-------- MATERIAL FOR THE TASK --------

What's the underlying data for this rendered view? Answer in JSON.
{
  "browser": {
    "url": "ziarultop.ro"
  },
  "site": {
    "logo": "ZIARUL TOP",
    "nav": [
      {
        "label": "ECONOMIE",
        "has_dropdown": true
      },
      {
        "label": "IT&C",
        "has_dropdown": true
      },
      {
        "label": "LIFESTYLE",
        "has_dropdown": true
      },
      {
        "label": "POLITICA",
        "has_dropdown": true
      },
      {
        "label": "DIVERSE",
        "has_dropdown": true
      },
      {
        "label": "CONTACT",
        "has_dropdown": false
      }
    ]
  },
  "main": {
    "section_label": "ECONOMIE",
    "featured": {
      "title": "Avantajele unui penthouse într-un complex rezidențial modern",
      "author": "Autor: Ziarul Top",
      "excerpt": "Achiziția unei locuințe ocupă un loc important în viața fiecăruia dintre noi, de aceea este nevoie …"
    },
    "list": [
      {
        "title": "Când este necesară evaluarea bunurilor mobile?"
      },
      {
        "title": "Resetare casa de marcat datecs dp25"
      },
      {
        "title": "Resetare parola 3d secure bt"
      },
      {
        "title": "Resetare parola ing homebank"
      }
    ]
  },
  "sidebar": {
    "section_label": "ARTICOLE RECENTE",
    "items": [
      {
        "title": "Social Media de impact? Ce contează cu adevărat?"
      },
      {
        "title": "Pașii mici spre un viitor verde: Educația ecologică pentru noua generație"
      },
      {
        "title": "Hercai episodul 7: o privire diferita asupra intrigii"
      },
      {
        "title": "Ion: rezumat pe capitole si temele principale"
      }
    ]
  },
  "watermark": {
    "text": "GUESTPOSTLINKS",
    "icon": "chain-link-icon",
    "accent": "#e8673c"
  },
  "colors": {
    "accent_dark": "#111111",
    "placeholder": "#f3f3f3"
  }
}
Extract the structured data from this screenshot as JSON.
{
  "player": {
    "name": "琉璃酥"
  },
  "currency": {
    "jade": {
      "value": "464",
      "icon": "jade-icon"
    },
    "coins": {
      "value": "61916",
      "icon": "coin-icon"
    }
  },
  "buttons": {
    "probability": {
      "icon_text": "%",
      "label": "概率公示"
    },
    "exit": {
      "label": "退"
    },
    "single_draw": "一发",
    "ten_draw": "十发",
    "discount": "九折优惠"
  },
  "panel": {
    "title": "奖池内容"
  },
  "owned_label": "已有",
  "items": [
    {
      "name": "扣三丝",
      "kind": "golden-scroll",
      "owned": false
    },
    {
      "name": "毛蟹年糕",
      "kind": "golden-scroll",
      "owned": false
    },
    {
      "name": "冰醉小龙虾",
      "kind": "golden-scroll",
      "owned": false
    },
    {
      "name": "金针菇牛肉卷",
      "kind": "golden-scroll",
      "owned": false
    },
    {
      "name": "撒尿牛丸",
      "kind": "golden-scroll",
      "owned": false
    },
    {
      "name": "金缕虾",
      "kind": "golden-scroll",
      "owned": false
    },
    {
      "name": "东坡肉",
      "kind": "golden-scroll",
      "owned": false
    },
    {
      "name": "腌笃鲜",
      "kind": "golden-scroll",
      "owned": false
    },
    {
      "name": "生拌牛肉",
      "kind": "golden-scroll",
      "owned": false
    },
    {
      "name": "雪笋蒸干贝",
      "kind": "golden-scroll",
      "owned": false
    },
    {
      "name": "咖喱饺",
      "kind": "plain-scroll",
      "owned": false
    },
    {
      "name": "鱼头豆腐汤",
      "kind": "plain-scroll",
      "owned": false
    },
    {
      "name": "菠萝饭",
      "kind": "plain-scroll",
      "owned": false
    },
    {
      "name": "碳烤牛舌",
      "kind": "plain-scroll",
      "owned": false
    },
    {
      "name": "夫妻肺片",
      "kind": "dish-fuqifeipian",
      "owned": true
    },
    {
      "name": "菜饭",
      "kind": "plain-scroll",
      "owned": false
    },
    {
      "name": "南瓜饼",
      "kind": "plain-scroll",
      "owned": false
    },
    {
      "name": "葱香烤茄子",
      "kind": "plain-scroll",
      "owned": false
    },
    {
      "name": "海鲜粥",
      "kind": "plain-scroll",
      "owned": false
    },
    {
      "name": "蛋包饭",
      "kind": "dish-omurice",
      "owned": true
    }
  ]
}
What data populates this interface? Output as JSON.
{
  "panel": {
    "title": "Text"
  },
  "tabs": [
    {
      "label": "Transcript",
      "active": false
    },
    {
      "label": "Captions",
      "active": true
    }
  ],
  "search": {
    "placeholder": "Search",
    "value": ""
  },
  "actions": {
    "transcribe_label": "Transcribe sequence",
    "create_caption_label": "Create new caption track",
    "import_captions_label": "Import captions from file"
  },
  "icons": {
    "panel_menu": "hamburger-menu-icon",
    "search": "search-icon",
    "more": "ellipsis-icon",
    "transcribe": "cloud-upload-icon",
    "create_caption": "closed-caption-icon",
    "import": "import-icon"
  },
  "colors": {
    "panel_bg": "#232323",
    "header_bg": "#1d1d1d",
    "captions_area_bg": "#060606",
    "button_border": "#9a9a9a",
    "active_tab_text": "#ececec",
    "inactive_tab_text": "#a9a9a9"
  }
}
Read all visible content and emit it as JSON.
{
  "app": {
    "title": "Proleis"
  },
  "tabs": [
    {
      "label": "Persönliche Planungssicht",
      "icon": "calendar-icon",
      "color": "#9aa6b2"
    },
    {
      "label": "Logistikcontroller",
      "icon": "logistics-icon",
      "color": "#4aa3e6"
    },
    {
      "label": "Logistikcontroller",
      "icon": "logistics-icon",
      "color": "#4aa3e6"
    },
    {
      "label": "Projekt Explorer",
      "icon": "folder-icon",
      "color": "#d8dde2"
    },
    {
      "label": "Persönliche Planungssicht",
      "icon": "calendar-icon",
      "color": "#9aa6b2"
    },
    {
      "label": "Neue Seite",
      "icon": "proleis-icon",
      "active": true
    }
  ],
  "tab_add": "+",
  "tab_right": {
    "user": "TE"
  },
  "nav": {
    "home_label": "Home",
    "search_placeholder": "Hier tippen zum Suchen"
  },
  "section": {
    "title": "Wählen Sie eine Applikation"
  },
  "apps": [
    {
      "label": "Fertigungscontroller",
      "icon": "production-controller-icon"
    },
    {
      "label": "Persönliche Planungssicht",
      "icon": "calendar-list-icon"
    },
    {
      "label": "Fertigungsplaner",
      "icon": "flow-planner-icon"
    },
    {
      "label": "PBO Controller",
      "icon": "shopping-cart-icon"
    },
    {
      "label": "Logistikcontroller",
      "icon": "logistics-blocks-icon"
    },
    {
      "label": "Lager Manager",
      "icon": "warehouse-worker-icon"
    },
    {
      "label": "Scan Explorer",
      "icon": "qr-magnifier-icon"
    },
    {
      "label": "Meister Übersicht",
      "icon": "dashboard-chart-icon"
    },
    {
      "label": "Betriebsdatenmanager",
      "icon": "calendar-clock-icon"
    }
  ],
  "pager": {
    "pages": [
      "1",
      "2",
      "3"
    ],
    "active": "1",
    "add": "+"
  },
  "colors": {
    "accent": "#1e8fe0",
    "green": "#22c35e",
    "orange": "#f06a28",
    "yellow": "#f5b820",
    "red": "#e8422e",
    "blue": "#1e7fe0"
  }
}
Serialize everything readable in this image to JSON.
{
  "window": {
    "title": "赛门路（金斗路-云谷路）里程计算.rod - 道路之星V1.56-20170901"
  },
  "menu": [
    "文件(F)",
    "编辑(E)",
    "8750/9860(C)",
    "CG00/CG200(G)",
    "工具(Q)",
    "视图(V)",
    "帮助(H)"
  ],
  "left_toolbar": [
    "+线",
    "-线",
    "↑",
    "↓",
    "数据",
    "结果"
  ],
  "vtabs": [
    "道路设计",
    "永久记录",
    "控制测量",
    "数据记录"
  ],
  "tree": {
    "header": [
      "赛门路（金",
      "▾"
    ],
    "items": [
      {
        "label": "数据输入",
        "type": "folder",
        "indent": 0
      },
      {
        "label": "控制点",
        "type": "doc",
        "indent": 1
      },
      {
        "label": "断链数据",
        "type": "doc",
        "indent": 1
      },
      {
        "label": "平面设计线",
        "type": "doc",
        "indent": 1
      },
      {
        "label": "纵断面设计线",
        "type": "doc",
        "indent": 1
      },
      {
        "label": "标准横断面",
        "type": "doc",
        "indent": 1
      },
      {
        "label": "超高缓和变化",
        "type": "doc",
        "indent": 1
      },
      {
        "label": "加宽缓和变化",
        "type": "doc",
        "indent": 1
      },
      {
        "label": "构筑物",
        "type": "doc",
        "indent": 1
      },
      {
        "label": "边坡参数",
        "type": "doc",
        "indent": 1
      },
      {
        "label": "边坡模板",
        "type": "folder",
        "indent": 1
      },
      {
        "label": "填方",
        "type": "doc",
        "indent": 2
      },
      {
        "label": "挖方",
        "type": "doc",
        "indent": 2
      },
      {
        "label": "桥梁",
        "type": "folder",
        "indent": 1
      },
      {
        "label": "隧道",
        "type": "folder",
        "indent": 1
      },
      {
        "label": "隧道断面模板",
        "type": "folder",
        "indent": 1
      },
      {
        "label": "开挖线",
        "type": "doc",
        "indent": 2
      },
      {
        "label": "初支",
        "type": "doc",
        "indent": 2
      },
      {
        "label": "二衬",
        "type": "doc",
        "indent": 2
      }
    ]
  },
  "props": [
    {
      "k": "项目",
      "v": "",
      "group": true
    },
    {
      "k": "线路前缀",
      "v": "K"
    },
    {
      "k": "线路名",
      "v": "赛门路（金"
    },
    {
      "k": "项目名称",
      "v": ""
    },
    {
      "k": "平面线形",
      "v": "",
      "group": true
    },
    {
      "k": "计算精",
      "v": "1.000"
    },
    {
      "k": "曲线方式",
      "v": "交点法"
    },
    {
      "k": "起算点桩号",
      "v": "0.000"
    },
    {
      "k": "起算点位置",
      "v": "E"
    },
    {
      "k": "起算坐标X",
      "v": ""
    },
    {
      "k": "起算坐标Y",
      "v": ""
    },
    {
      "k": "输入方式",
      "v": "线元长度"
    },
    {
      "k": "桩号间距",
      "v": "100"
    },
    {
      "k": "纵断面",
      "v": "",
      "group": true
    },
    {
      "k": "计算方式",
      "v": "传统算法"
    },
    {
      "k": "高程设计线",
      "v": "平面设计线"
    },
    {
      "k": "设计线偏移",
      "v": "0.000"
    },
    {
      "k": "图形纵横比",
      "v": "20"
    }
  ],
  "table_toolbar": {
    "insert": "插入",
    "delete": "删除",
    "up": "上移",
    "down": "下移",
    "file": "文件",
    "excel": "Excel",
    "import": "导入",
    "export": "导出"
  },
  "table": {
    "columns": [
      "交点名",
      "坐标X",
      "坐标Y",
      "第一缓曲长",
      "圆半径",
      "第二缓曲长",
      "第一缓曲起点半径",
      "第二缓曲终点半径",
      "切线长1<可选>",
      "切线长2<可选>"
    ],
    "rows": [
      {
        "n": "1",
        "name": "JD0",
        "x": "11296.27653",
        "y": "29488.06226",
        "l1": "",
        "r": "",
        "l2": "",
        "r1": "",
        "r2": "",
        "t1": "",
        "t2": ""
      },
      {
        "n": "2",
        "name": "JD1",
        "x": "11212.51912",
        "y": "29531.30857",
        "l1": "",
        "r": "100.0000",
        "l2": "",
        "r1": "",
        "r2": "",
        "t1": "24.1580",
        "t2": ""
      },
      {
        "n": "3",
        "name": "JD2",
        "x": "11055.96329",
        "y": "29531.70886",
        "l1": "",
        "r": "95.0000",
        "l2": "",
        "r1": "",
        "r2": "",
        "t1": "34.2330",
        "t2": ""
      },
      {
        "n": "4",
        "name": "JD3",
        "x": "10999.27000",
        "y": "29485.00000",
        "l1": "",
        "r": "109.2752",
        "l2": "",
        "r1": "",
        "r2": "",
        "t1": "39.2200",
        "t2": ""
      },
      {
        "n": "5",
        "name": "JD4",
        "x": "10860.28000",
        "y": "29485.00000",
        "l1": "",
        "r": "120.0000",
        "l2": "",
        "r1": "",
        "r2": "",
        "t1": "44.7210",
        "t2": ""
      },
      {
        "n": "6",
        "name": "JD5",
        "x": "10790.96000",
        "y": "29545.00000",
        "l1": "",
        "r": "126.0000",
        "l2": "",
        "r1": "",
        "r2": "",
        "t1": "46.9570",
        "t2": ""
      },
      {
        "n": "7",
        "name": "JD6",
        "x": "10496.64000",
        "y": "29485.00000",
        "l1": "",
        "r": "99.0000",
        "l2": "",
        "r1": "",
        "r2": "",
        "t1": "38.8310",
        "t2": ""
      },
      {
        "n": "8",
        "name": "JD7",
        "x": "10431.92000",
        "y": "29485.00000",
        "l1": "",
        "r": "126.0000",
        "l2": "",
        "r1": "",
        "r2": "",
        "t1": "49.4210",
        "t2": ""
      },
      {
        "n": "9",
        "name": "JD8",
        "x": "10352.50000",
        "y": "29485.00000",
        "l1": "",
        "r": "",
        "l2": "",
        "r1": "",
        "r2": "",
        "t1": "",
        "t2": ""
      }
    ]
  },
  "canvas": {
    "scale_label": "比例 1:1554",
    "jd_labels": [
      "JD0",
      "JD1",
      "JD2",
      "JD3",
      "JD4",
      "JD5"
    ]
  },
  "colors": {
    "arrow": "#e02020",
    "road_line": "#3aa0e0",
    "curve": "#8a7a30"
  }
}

--------

From the data above, show each line that contains "What".

What's the underlying data for this rendered view? Answer in JSON.
What data populates this interface? Output as JSON.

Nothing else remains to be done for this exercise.